*DATASET*.
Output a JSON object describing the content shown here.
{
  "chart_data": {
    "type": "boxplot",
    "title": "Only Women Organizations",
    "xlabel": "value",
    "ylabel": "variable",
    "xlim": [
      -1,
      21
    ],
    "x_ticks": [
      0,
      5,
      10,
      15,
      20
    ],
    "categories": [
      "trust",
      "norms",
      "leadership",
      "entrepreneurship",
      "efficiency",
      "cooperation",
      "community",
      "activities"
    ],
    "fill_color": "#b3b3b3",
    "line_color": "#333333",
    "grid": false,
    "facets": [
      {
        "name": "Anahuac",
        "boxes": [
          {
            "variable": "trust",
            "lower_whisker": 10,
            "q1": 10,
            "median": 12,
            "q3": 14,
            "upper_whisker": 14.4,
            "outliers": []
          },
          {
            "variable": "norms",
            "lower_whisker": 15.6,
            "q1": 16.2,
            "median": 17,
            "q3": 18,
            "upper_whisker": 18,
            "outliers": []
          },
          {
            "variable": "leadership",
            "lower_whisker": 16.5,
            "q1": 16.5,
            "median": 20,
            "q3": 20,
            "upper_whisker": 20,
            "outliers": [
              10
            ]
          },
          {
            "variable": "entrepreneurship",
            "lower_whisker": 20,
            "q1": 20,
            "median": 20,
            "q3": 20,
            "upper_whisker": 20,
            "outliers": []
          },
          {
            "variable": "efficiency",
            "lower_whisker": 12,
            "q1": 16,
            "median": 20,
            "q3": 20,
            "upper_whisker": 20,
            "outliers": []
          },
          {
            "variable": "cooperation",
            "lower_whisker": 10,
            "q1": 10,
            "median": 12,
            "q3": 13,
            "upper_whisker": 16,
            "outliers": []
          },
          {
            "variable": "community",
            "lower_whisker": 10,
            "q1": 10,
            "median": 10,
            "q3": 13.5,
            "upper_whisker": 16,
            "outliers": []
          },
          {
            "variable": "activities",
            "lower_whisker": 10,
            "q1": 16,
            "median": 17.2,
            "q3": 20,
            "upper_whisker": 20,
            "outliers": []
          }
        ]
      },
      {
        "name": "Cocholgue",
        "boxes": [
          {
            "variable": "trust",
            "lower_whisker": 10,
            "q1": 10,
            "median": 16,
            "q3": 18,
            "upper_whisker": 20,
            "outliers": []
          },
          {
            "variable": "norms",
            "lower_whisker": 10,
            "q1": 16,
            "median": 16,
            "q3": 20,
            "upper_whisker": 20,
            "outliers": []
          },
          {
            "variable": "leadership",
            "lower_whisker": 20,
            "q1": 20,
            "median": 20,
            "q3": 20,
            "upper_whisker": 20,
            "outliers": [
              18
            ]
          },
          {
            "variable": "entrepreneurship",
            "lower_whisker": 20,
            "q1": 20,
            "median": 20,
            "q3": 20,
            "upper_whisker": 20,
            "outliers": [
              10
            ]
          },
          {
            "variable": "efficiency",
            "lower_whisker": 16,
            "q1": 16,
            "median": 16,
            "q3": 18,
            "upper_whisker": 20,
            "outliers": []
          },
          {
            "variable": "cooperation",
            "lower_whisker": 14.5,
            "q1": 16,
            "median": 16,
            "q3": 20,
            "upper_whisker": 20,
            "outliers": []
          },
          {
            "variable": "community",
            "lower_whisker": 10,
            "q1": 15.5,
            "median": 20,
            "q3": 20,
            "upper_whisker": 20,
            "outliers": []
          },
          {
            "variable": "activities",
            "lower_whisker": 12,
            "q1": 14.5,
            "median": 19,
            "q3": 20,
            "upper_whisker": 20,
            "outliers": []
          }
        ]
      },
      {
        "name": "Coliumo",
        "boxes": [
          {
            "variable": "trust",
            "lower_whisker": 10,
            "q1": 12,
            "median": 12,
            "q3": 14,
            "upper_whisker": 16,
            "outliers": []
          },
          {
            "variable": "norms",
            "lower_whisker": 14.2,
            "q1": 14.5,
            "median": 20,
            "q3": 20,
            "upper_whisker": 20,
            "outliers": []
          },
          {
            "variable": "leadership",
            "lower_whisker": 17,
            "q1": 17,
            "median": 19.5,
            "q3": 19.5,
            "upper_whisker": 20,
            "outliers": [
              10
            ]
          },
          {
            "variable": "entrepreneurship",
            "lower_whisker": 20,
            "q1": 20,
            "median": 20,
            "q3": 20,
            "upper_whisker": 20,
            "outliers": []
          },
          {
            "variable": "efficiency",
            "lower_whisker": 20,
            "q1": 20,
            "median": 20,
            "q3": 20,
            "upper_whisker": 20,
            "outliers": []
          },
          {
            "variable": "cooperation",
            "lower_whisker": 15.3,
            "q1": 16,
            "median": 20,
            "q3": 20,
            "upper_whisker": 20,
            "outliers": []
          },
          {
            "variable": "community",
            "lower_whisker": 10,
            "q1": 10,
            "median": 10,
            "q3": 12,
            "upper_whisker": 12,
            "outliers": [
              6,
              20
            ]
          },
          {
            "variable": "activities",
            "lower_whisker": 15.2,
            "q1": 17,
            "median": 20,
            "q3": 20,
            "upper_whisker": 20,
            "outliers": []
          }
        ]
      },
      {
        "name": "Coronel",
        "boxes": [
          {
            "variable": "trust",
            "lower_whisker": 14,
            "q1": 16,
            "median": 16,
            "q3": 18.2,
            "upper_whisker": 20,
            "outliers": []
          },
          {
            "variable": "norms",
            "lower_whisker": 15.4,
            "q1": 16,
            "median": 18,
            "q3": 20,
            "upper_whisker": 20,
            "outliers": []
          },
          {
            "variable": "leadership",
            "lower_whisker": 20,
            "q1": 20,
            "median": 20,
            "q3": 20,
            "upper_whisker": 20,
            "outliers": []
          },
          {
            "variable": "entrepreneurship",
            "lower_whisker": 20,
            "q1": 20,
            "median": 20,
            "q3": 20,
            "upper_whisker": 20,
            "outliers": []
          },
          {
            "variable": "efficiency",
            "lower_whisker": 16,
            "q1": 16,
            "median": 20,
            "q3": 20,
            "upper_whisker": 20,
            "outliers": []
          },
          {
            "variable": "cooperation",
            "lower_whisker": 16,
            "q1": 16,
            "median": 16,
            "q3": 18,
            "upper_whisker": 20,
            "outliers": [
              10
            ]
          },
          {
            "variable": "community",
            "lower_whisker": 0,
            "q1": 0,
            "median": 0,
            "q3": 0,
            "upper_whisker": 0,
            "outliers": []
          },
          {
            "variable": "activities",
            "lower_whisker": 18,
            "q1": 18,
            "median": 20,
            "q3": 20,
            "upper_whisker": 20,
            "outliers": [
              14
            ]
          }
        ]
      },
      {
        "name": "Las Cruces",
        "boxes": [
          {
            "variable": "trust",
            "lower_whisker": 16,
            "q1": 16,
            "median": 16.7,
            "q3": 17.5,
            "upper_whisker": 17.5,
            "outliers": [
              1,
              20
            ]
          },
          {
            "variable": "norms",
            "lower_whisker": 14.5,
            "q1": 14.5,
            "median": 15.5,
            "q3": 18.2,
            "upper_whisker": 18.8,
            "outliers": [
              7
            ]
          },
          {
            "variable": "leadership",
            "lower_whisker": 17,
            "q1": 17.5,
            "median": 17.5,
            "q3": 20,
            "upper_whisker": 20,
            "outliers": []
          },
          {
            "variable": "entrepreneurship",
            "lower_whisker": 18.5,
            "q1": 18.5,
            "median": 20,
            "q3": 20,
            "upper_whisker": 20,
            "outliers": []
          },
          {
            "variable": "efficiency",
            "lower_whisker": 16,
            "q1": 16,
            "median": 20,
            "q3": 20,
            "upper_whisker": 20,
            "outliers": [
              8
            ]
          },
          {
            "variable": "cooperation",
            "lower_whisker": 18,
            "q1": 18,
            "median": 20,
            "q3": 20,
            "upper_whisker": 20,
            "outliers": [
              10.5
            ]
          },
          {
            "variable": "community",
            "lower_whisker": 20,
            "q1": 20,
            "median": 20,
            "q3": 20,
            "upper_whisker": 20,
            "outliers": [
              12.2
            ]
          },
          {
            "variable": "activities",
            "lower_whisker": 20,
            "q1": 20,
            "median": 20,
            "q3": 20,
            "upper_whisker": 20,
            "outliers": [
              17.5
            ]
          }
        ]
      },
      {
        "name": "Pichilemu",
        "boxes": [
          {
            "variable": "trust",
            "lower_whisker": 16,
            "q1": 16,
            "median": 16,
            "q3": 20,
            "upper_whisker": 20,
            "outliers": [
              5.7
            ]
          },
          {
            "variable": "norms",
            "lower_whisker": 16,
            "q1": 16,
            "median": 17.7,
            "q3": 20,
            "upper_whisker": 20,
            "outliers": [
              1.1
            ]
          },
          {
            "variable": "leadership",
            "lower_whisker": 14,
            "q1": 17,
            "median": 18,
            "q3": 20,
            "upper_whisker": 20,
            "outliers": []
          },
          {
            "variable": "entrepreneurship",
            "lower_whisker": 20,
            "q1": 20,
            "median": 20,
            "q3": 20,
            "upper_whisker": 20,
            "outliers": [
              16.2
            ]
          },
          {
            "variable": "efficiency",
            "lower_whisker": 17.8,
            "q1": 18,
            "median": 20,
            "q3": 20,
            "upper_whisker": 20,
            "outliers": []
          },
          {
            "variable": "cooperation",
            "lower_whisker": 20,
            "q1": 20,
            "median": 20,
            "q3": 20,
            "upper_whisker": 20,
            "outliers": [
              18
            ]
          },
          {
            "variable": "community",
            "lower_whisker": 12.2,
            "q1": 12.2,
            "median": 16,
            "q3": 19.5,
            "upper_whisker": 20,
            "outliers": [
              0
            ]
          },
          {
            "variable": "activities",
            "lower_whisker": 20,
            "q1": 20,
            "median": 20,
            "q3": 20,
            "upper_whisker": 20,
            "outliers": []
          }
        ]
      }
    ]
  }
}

*THE PROBLEM*. Where a line holds "name", copy it out.

*TASK OUTPUT*.
        "name": "Anahuac",
        "name": "Cocholgue",
        "name": "Coliumo",
        "name": "Coronel",
        "name": "Las Cruces",
        "name": "Pichilemu",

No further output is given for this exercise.